Collected data
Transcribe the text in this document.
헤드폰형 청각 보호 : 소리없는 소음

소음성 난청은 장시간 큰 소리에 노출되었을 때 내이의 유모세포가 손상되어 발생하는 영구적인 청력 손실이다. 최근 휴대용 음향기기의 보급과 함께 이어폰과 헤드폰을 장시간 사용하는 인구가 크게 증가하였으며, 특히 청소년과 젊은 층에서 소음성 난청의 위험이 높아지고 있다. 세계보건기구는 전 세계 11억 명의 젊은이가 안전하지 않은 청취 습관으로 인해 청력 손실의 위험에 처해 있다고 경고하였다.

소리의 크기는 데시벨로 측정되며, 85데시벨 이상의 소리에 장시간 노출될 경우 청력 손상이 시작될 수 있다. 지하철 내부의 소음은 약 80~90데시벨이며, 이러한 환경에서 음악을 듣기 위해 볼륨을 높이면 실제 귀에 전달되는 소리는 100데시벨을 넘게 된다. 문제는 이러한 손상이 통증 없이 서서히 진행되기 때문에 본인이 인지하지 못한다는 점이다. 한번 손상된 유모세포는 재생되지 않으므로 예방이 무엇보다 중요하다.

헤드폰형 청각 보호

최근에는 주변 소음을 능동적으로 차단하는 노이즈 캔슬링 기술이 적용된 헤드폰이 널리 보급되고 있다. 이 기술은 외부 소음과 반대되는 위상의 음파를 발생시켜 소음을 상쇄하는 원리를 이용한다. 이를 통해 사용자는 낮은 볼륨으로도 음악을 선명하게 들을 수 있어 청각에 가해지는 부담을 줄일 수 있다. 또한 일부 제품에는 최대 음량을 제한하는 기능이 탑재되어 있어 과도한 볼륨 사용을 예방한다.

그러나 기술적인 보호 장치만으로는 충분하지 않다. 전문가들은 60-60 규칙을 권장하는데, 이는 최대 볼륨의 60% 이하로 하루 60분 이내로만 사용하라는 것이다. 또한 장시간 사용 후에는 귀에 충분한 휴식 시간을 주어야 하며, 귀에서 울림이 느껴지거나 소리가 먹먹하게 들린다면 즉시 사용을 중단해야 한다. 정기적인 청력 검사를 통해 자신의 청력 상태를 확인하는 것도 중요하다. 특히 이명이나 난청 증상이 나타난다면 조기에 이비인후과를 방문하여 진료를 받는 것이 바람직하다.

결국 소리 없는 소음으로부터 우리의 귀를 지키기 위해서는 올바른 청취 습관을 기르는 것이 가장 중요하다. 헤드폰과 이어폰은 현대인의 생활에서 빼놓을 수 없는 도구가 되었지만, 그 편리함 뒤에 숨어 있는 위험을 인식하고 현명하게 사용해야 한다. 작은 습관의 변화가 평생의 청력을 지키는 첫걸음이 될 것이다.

> **Problem**:
All of the entries must be quoted exactly; please include each one.

> **Response below**:
Transcribe the text in this document.
헤드폰형 청각 보호 : 소리없는 소음

소음성 난청은 장시간 큰 소리에 노출되었을 때 내이의 유모세포가 손상되어 발생하는 영구적인 청력 손실이다. 최근 휴대용 음향기기의 보급과 함께 이어폰과 헤드폰을 장시간 사용하는 인구가 크게 증가하였으며, 특히 청소년과 젊은 층에서 소음성 난청의 위험이 높아지고 있다. 세계보건기구는 전 세계 11억 명의 젊은이가 안전하지 않은 청취 습관으로 인해 청력 손실의 위험에 처해 있다고 경고하였다.

소리의 크기는 데시벨로 측정되며, 85데시벨 이상의 소리에 장시간 노출될 경우 청력 손상이 시작될 수 있다. 지하철 내부의 소음은 약 80~90데시벨이며, 이러한 환경에서 음악을 듣기 위해 볼륨을 높이면 실제 귀에 전달되는 소리는 100데시벨을 넘게 된다. 문제는 이러한 손상이 통증 없이 서서히 진행되기 때문에 본인이 인지하지 못한다는 점이다. 한번 손상된 유모세포는 재생되지 않으므로 예방이 무엇보다 중요하다.

헤드폰형 청각 보호

최근에는 주변 소음을 능동적으로 차단하는 노이즈 캔슬링 기술이 적용된 헤드폰이 널리 보급되고 있다. 이 기술은 외부 소음과 반대되는 위상의 음파를 발생시켜 소음을 상쇄하는 원리를 이용한다. 이를 통해 사용자는 낮은 볼륨으로도 음악을 선명하게 들을 수 있어 청각에 가해지는 부담을 줄일 수 있다. 또한 일부 제품에는 최대 음량을 제한하는 기능이 탑재되어 있어 과도한 볼륨 사용을 예방한다.

그러나 기술적인 보호 장치만으로는 충분하지 않다. 전문가들은 60-60 규칙을 권장하는데, 이는 최대 볼륨의 60% 이하로 하루 60분 이내로만 사용하라는 것이다. 또한 장시간 사용 후에는 귀에 충분한 휴식 시간을 주어야 하며, 귀에서 울림이 느껴지거나 소리가 먹먹하게 들린다면 즉시 사용을 중단해야 한다. 정기적인 청력 검사를 통해 자신의 청력 상태를 확인하는 것도 중요하다. 특히 이명이나 난청 증상이 나타난다면 조기에 이비인후과를 방문하여 진료를 받는 것이 바람직하다.

결국 소리 없는 소음으로부터 우리의 귀를 지키기 위해서는 올바른 청취 습관을 기르는 것이 가장 중요하다. 헤드폰과 이어폰은 현대인의 생활에서 빼놓을 수 없는 도구가 되었지만, 그 편리함 뒤에 숨어 있는 위험을 인식하고 현명하게 사용해야 한다. 작은 습관의 변화가 평생의 청력을 지키는 첫걸음이 될 것이다.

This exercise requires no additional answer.